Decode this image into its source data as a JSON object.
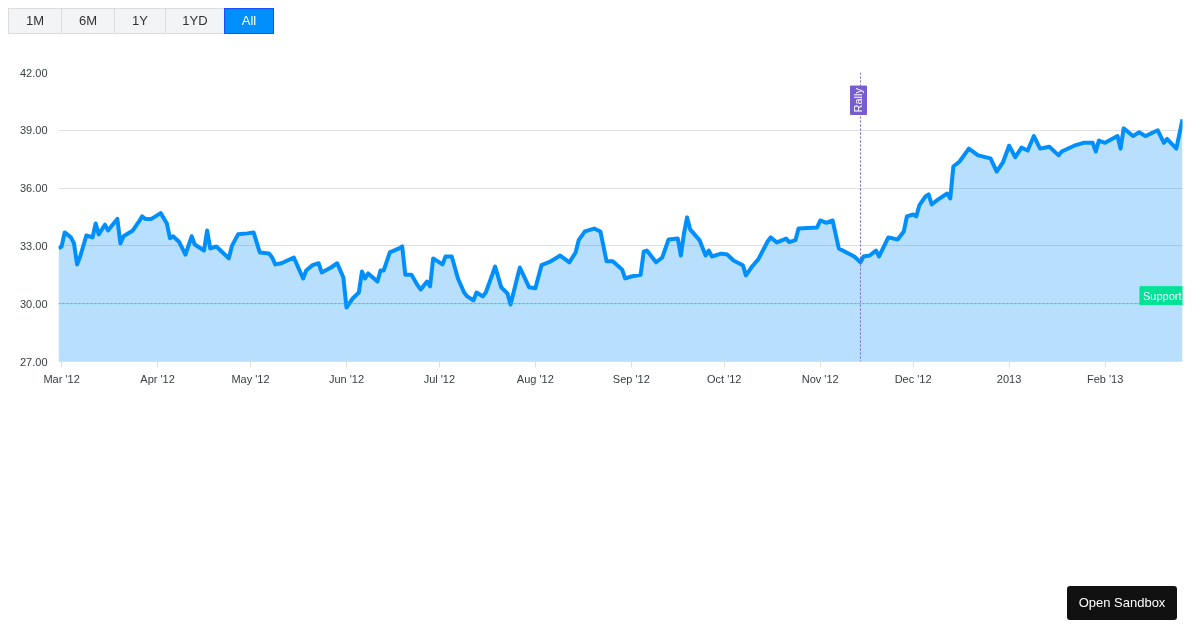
{
  "chart_data": {
    "type": "area",
    "x": [
      "2012-02-29",
      "2012-03-01",
      "2012-03-02",
      "2012-03-04",
      "2012-03-05",
      "2012-03-06",
      "2012-03-07",
      "2012-03-09",
      "2012-03-11",
      "2012-03-12",
      "2012-03-13",
      "2012-03-15",
      "2012-03-16",
      "2012-03-18",
      "2012-03-19",
      "2012-03-20",
      "2012-03-21",
      "2012-03-24",
      "2012-03-26",
      "2012-03-27",
      "2012-03-28",
      "2012-03-30",
      "2012-04-02",
      "2012-04-04",
      "2012-04-05",
      "2012-04-06",
      "2012-04-08",
      "2012-04-10",
      "2012-04-12",
      "2012-04-13",
      "2012-04-16",
      "2012-04-17",
      "2012-04-18",
      "2012-04-20",
      "2012-04-24",
      "2012-04-25",
      "2012-04-27",
      "2012-04-30",
      "2012-05-02",
      "2012-05-04",
      "2012-05-07",
      "2012-05-08",
      "2012-05-09",
      "2012-05-11",
      "2012-05-15",
      "2012-05-18",
      "2012-05-19",
      "2012-05-21",
      "2012-05-23",
      "2012-05-24",
      "2012-05-27",
      "2012-05-29",
      "2012-05-31",
      "2012-06-01",
      "2012-06-03",
      "2012-06-05",
      "2012-06-06",
      "2012-06-07",
      "2012-06-08",
      "2012-06-11",
      "2012-06-12",
      "2012-06-13",
      "2012-06-15",
      "2012-06-18",
      "2012-06-19",
      "2012-06-20",
      "2012-06-22",
      "2012-06-24",
      "2012-06-25",
      "2012-06-27",
      "2012-06-28",
      "2012-06-29",
      "2012-07-02",
      "2012-07-03",
      "2012-07-05",
      "2012-07-07",
      "2012-07-09",
      "2012-07-10",
      "2012-07-12",
      "2012-07-13",
      "2012-07-15",
      "2012-07-16",
      "2012-07-18",
      "2012-07-19",
      "2012-07-21",
      "2012-07-23",
      "2012-07-24",
      "2012-07-26",
      "2012-07-27",
      "2012-07-30",
      "2012-08-01",
      "2012-08-03",
      "2012-08-06",
      "2012-08-09",
      "2012-08-12",
      "2012-08-14",
      "2012-08-15",
      "2012-08-17",
      "2012-08-20",
      "2012-08-22",
      "2012-08-24",
      "2012-08-26",
      "2012-08-29",
      "2012-08-30",
      "2012-09-01",
      "2012-09-04",
      "2012-09-05",
      "2012-09-06",
      "2012-09-09",
      "2012-09-11",
      "2012-09-13",
      "2012-09-16",
      "2012-09-17",
      "2012-09-18",
      "2012-09-19",
      "2012-09-20",
      "2012-09-23",
      "2012-09-25",
      "2012-09-26",
      "2012-09-27",
      "2012-09-30",
      "2012-10-02",
      "2012-10-04",
      "2012-10-07",
      "2012-10-08",
      "2012-10-10",
      "2012-10-12",
      "2012-10-15",
      "2012-10-16",
      "2012-10-18",
      "2012-10-21",
      "2012-10-22",
      "2012-10-24",
      "2012-10-25",
      "2012-10-31",
      "2012-11-01",
      "2012-11-03",
      "2012-11-05",
      "2012-11-07",
      "2012-11-12",
      "2012-11-14",
      "2012-11-15",
      "2012-11-17",
      "2012-11-19",
      "2012-11-20",
      "2012-11-23",
      "2012-11-26",
      "2012-11-28",
      "2012-11-29",
      "2012-12-01",
      "2012-12-02",
      "2012-12-03",
      "2012-12-05",
      "2012-12-06",
      "2012-12-07",
      "2012-12-09",
      "2012-12-12",
      "2012-12-13",
      "2012-12-14",
      "2012-12-16",
      "2012-12-19",
      "2012-12-22",
      "2012-12-26",
      "2012-12-28",
      "2012-12-30",
      "2013-01-01",
      "2013-01-03",
      "2013-01-05",
      "2013-01-07",
      "2013-01-09",
      "2013-01-11",
      "2013-01-14",
      "2013-01-17",
      "2013-01-18",
      "2013-01-22",
      "2013-01-25",
      "2013-01-28",
      "2013-01-29",
      "2013-01-30",
      "2013-02-01",
      "2013-02-05",
      "2013-02-06",
      "2013-02-07",
      "2013-02-10",
      "2013-02-12",
      "2013-02-14",
      "2013-02-18",
      "2013-02-20",
      "2013-02-21",
      "2013-02-24",
      "2013-02-26"
    ],
    "series": [
      {
        "color": "#008ffb",
        "values": [
          32.87,
          32.97,
          33.7,
          33.44,
          33.13,
          32.04,
          32.45,
          33.54,
          33.44,
          34.16,
          33.6,
          34.1,
          33.8,
          34.2,
          34.4,
          33.13,
          33.5,
          33.8,
          34.27,
          34.53,
          34.4,
          34.4,
          34.7,
          34.16,
          33.4,
          33.5,
          33.2,
          32.55,
          33.5,
          33.07,
          32.76,
          33.8,
          32.87,
          32.97,
          32.35,
          33.0,
          33.6,
          33.65,
          33.7,
          32.66,
          32.6,
          32.4,
          32.04,
          32.1,
          32.4,
          31.31,
          31.72,
          32.0,
          32.1,
          31.62,
          31.88,
          32.1,
          31.36,
          29.8,
          30.27,
          30.58,
          31.67,
          31.31,
          31.57,
          31.15,
          31.72,
          31.72,
          32.66,
          32.87,
          32.97,
          31.5,
          31.5,
          30.95,
          30.74,
          31.15,
          30.9,
          32.35,
          32.04,
          32.45,
          32.45,
          31.31,
          30.58,
          30.38,
          30.17,
          30.58,
          30.38,
          30.58,
          31.47,
          31.93,
          30.85,
          30.53,
          29.96,
          31.26,
          31.88,
          30.85,
          30.8,
          32.0,
          32.2,
          32.5,
          32.15,
          32.66,
          33.3,
          33.75,
          33.9,
          33.75,
          32.2,
          32.2,
          31.78,
          31.31,
          31.41,
          31.5,
          32.7,
          32.76,
          32.15,
          32.4,
          33.33,
          33.38,
          32.5,
          33.65,
          34.48,
          33.86,
          33.3,
          32.5,
          32.76,
          32.45,
          32.6,
          32.55,
          32.24,
          32.0,
          31.47,
          31.93,
          32.3,
          33.23,
          33.44,
          33.18,
          33.38,
          33.2,
          33.3,
          33.9,
          33.96,
          34.32,
          34.2,
          34.32,
          32.87,
          32.45,
          32.15,
          32.45,
          32.5,
          32.76,
          32.45,
          33.44,
          33.33,
          33.75,
          34.53,
          34.63,
          34.53,
          35.1,
          35.57,
          35.67,
          35.15,
          35.4,
          35.72,
          35.46,
          37.12,
          37.38,
          38.05,
          37.7,
          37.54,
          36.86,
          37.33,
          38.2,
          37.6,
          38.1,
          37.95,
          38.7,
          38.05,
          38.15,
          37.7,
          37.9,
          38.2,
          38.35,
          38.35,
          37.9,
          38.47,
          38.35,
          38.7,
          38.05,
          39.1,
          38.7,
          38.9,
          38.7,
          39.0,
          38.35,
          38.55,
          38.05,
          39.56
        ]
      }
    ],
    "xlim": [
      "2012-02-29",
      "2013-02-26"
    ],
    "xticks": [
      {
        "value": "2012-03-01",
        "label": "Mar '12"
      },
      {
        "value": "2012-04-01",
        "label": "Apr '12"
      },
      {
        "value": "2012-05-01",
        "label": "May '12"
      },
      {
        "value": "2012-06-01",
        "label": "Jun '12"
      },
      {
        "value": "2012-07-01",
        "label": "Jul '12"
      },
      {
        "value": "2012-08-01",
        "label": "Aug '12"
      },
      {
        "value": "2012-09-01",
        "label": "Sep '12"
      },
      {
        "value": "2012-10-01",
        "label": "Oct '12"
      },
      {
        "value": "2012-11-01",
        "label": "Nov '12"
      },
      {
        "value": "2012-12-01",
        "label": "Dec '12"
      },
      {
        "value": "2013-01-01",
        "label": "2013"
      },
      {
        "value": "2013-02-01",
        "label": "Feb '13"
      }
    ],
    "ylim": [
      27,
      42
    ],
    "yticks": [
      {
        "value": 27,
        "label": "27.00"
      },
      {
        "value": 30,
        "label": "30.00"
      },
      {
        "value": 33,
        "label": "33.00"
      },
      {
        "value": 36,
        "label": "36.00"
      },
      {
        "value": 39,
        "label": "39.00"
      },
      {
        "value": 42,
        "label": "42.00"
      }
    ],
    "ref_lines": [
      {
        "axis": "x",
        "value": "2012-11-14",
        "label": "Rally",
        "color": "#775dd0",
        "line_style": "dotted"
      },
      {
        "axis": "y",
        "value": 30,
        "label": "Support",
        "color": "#00e396",
        "line_style": "dotted"
      }
    ],
    "annotations": [
      "1M",
      "6M",
      "1Y",
      "1YD",
      "All",
      "Open Sandbox"
    ],
    "grid": "y",
    "marker": "none",
    "line_style": "solid"
  }
}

◇ ◇ ◇ ◇ ◇

WHAT TO WORK ON:
How many lines in these records hold the string "color"? Reply with the number alone.

ANSWER BELOW:
3